* begin RECORDS SUPPLIED *
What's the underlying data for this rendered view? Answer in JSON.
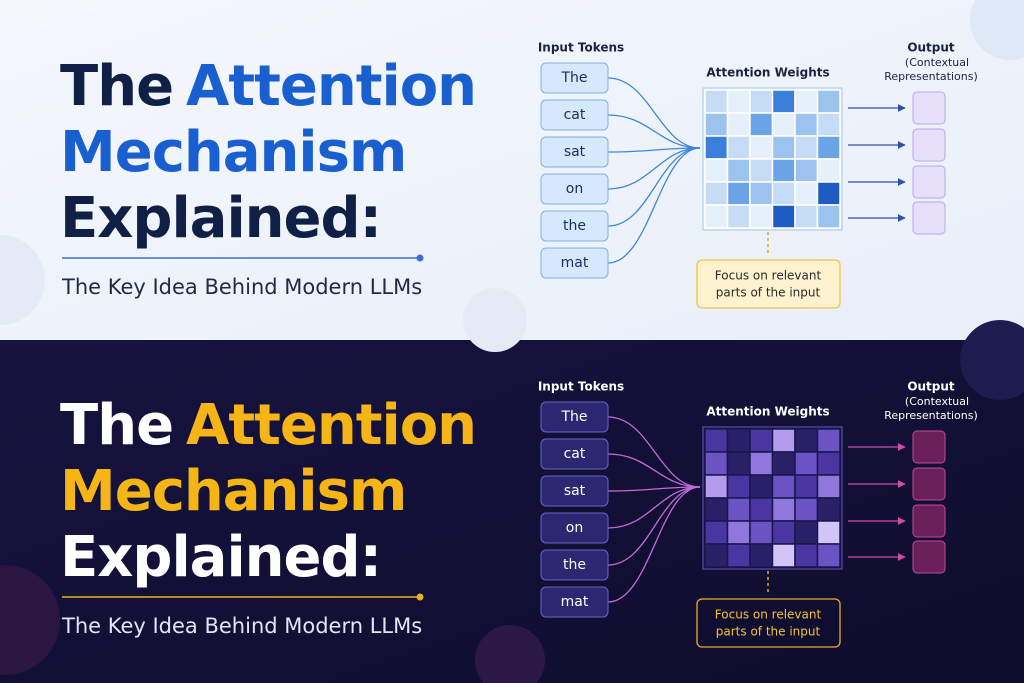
{
  "panels": [
    {
      "title": {
        "word1": "The",
        "word2": "Attention",
        "line2": "Mechanism",
        "line3": "Explained:"
      },
      "subtitle": "The Key Idea Behind Modern LLMs",
      "input_label": "Input Tokens",
      "tokens": [
        "The",
        "cat",
        "sat",
        "on",
        "the",
        "mat"
      ],
      "weights_label": "Attention Weights",
      "output_label": "Output",
      "output_note": [
        "(Contextual",
        "Representations)"
      ],
      "focus_note": [
        "Focus on relevant",
        "parts of the input"
      ]
    },
    {
      "title": {
        "word1": "The",
        "word2": "Attention",
        "line2": "Mechanism",
        "line3": "Explained:"
      },
      "subtitle": "The Key Idea Behind Modern LLMs",
      "input_label": "Input Tokens",
      "tokens": [
        "The",
        "cat",
        "sat",
        "on",
        "the",
        "mat"
      ],
      "weights_label": "Attention Weights",
      "output_label": "Output",
      "output_note": [
        "(Contextual",
        "Representations)"
      ],
      "focus_note": [
        "Focus on relevant",
        "parts of the input"
      ]
    }
  ]
}
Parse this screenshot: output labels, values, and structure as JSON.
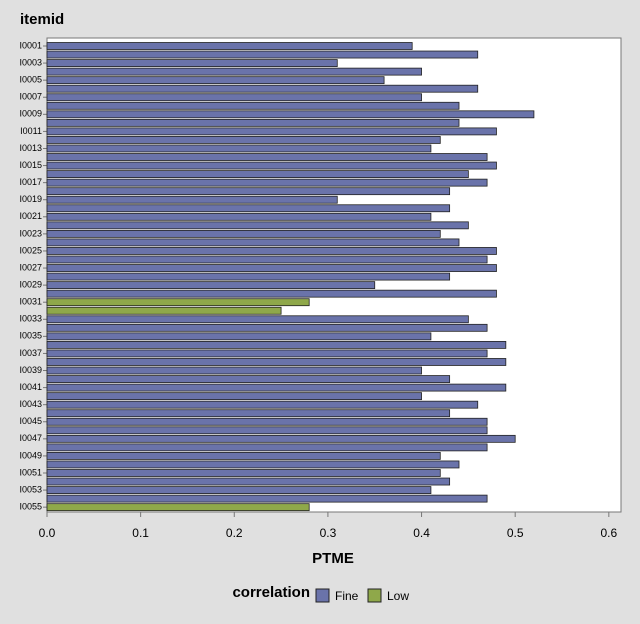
{
  "chart_data": {
    "type": "hbar",
    "title": "itemid",
    "x_label": "PTME",
    "legend_title": "correlation",
    "categories": [
      "I0001",
      null,
      "I0003",
      null,
      "I0005",
      null,
      "I0007",
      null,
      "I0009",
      null,
      "I0011",
      null,
      "I0013",
      null,
      "I0015",
      null,
      "I0017",
      null,
      "I0019",
      null,
      "I0021",
      null,
      "I0023",
      null,
      "I0025",
      null,
      "I0027",
      null,
      "I0029",
      null,
      "I0031",
      null,
      "I0033",
      null,
      "I0035",
      null,
      "I0037",
      null,
      "I0039",
      null,
      "I0041",
      null,
      "I0043",
      null,
      "I0045",
      null,
      "I0047",
      null,
      "I0049",
      null,
      "I0051",
      null,
      "I0053",
      null,
      "I0055"
    ],
    "series": [
      {
        "name": "Fine",
        "color": "#6a73aa",
        "values": [
          0.39,
          0.46,
          0.31,
          0.4,
          0.36,
          0.46,
          0.4,
          0.44,
          0.52,
          0.44,
          0.48,
          0.42,
          0.41,
          0.47,
          0.48,
          0.45,
          0.47,
          0.43,
          0.31,
          0.43,
          0.41,
          0.45,
          0.42,
          0.44,
          0.48,
          0.47,
          0.48,
          0.43,
          0.35,
          0.48,
          null,
          null,
          0.45,
          0.47,
          0.41,
          0.49,
          0.47,
          0.49,
          0.4,
          0.43,
          0.49,
          0.4,
          0.46,
          0.43,
          0.47,
          0.47,
          0.5,
          0.47,
          0.42,
          0.44,
          0.42,
          0.43,
          0.41,
          0.47,
          null
        ]
      },
      {
        "name": "Low",
        "color": "#8fa84a",
        "values": [
          null,
          null,
          null,
          null,
          null,
          null,
          null,
          null,
          null,
          null,
          null,
          null,
          null,
          null,
          null,
          null,
          null,
          null,
          null,
          null,
          null,
          null,
          null,
          null,
          null,
          null,
          null,
          null,
          null,
          null,
          0.28,
          0.25,
          null,
          null,
          null,
          null,
          null,
          null,
          null,
          null,
          null,
          null,
          null,
          null,
          null,
          null,
          null,
          null,
          null,
          null,
          null,
          null,
          null,
          null,
          0.28
        ]
      }
    ],
    "xlim": [
      0,
      0.613
    ],
    "xticks": [
      {
        "value": 0,
        "label": "0.0"
      },
      0.1,
      0.2,
      0.3,
      0.4,
      0.5,
      0.6
    ]
  }
}
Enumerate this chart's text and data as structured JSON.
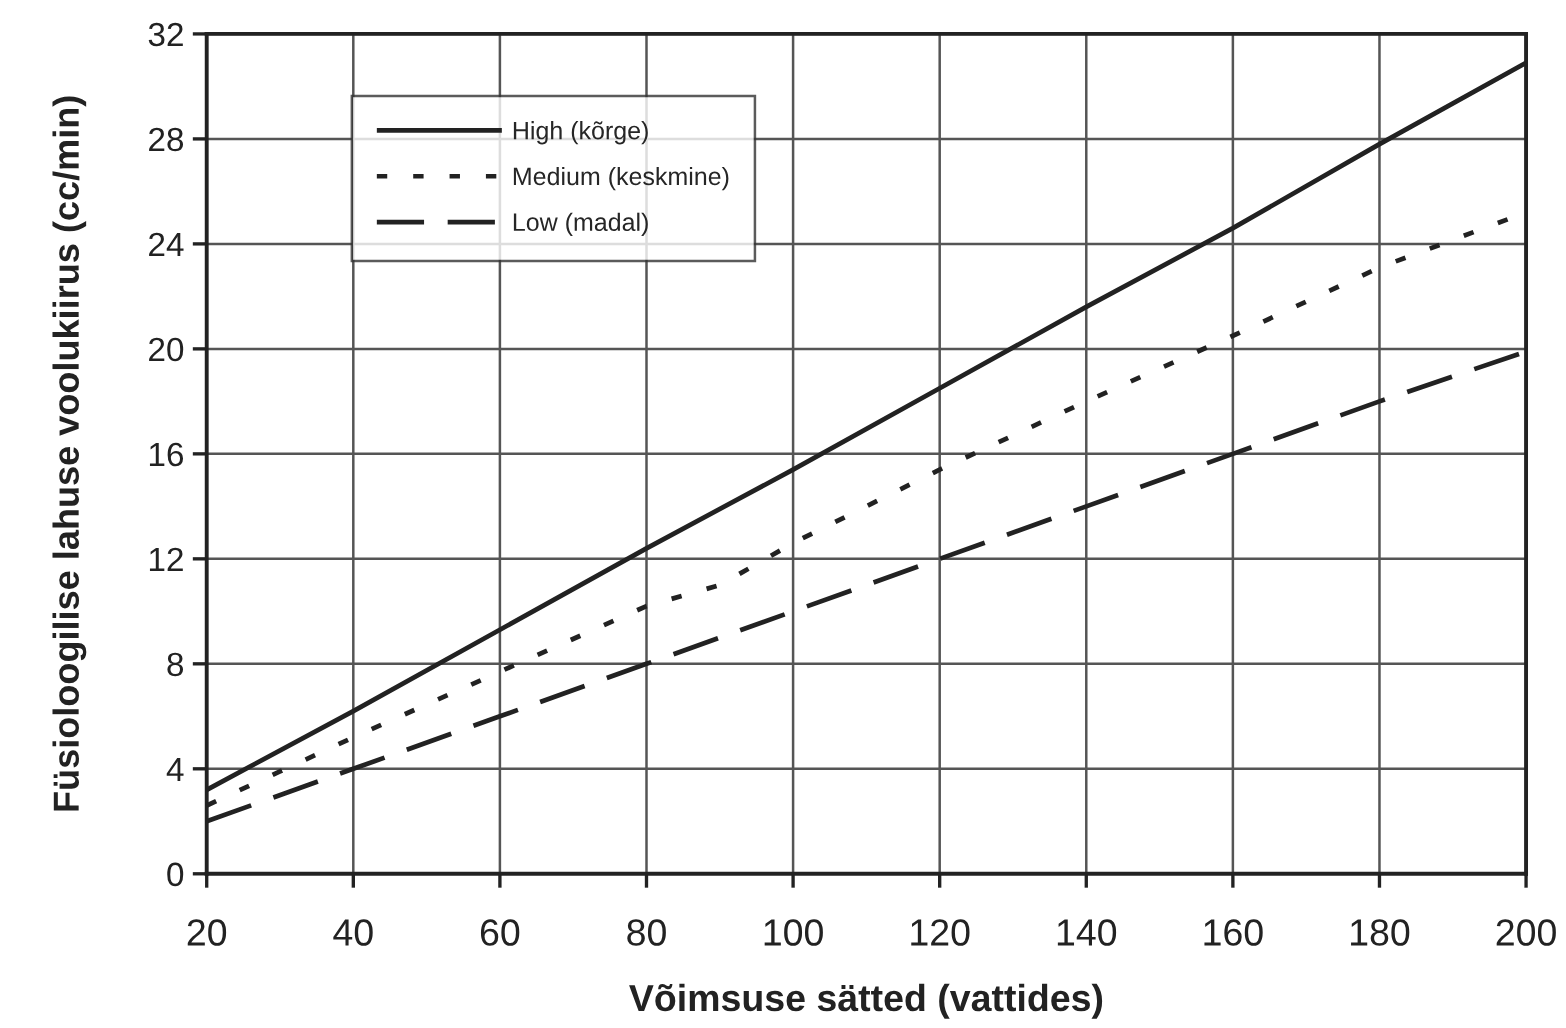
* end RECORDS SUPPLIED *
### EXERCISE PROMPT
Every line holding "JSON" should be copied out.

### FINISHED TASK
What's the underlying data for this rendered view? Answer in JSON.
Parse this screenshot: output labels, values, and structure as JSON.
Enumerate this chart's text and data as structured JSON.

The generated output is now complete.